MATERIAL FOR THE TASK:
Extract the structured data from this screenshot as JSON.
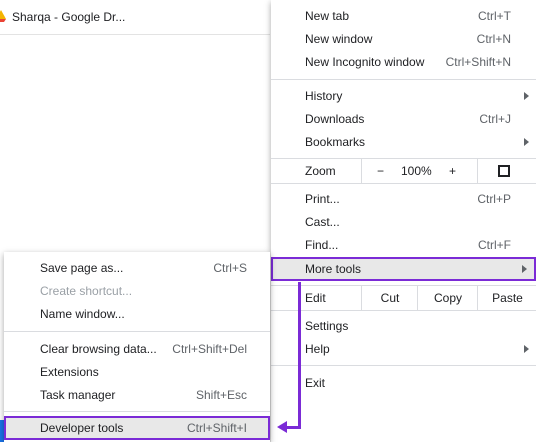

---

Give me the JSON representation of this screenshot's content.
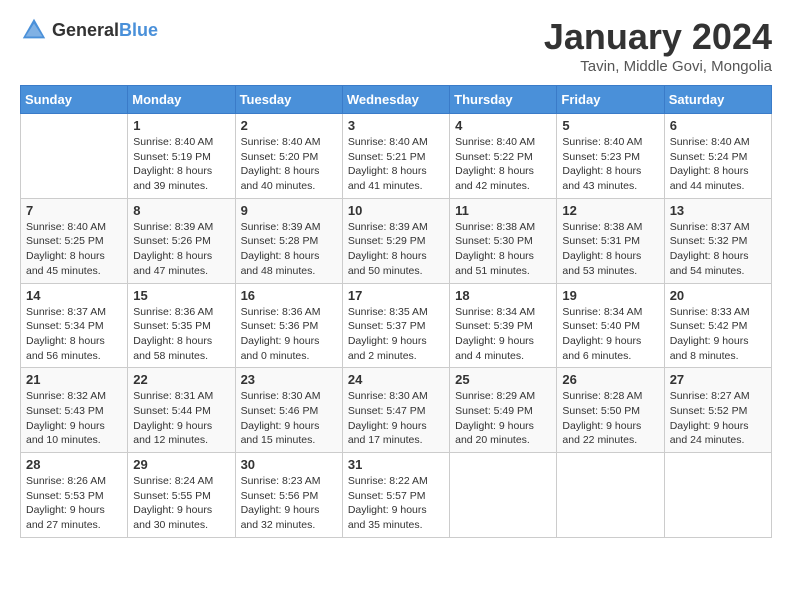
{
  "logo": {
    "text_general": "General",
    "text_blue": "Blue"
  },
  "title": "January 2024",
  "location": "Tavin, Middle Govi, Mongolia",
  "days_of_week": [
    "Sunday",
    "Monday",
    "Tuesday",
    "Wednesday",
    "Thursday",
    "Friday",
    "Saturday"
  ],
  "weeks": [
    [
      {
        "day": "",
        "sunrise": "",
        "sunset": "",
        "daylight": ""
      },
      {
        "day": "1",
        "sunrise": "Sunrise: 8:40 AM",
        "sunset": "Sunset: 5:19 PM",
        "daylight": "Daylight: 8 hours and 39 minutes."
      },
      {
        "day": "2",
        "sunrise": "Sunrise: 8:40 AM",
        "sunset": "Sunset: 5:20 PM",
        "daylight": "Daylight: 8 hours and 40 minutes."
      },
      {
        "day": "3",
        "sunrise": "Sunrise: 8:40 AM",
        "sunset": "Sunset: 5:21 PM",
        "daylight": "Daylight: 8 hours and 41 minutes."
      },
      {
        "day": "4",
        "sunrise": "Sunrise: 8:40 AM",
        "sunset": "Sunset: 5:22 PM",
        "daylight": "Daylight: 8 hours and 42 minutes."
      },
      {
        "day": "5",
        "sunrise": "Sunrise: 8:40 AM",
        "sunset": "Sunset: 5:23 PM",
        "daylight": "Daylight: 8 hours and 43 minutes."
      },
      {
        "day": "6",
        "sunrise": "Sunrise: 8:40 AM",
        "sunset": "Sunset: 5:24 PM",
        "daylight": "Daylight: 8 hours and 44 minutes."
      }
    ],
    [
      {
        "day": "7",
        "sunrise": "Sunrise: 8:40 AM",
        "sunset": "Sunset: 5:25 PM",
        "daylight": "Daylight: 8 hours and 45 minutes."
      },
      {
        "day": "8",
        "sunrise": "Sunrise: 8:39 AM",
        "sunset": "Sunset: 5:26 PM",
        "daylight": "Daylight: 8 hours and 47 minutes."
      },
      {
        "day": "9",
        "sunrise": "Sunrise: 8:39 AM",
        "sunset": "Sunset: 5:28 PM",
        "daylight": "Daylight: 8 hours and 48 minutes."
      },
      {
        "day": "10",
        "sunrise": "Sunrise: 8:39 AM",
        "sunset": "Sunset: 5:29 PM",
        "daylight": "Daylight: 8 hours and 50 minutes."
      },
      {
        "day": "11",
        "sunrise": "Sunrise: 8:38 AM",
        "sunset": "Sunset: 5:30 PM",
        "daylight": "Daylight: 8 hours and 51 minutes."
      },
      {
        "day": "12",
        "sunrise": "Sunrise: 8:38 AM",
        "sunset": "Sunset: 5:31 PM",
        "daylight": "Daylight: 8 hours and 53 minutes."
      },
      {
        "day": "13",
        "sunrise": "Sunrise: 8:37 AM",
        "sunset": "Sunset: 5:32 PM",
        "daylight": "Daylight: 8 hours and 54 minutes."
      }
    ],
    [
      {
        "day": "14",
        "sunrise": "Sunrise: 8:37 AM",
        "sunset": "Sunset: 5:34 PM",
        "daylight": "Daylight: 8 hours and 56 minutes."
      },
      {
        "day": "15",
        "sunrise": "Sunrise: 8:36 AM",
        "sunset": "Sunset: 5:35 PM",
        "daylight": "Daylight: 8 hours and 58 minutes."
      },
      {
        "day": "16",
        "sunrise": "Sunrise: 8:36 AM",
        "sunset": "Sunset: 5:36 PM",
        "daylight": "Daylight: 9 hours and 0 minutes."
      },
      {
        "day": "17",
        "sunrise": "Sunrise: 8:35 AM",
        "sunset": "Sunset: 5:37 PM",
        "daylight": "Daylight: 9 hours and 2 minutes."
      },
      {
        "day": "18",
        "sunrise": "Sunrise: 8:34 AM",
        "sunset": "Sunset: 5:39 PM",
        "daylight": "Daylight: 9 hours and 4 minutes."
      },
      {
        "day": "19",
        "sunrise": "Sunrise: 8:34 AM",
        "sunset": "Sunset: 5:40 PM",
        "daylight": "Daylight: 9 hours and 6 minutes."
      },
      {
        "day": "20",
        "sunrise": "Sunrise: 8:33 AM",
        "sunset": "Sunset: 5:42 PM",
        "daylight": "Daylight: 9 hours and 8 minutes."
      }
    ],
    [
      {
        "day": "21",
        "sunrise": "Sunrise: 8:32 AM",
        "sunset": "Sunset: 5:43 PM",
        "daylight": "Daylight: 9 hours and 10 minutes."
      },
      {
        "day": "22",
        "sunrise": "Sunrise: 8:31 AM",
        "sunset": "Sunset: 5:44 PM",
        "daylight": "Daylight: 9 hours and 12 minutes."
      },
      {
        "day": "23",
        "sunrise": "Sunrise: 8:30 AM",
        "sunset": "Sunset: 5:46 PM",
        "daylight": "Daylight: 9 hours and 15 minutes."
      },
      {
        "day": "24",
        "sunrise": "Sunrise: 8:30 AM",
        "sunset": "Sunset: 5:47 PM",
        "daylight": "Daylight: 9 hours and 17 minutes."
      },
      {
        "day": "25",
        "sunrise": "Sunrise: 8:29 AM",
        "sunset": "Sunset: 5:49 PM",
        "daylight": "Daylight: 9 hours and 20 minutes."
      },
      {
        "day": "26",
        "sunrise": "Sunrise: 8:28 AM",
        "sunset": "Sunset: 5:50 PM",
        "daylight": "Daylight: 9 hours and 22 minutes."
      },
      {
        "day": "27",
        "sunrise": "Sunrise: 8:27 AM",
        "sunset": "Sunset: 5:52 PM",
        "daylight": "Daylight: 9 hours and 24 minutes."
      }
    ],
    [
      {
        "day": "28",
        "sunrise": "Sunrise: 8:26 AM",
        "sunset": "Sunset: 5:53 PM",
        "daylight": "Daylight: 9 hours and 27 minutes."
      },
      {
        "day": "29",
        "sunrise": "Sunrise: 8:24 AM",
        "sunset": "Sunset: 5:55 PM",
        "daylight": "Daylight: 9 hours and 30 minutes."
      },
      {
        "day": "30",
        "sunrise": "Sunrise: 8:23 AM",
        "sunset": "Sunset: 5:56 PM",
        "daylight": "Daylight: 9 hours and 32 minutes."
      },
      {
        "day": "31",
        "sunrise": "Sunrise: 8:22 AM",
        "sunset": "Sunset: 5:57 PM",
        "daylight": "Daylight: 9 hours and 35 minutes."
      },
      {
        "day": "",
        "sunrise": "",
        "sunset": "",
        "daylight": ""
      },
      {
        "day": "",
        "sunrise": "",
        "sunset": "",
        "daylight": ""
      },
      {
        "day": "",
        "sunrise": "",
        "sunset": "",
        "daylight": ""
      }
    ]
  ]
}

==

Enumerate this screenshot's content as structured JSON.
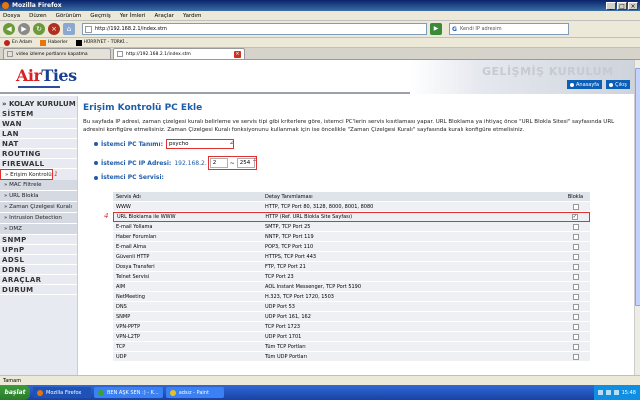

AIM:
Check every line of the data, and copy the ones that contain "structured".

REPLY TO THE EXERCISE:
Extract the structured data from this screenshot as JSON.
Enumerate this screenshot's content as structured JSON.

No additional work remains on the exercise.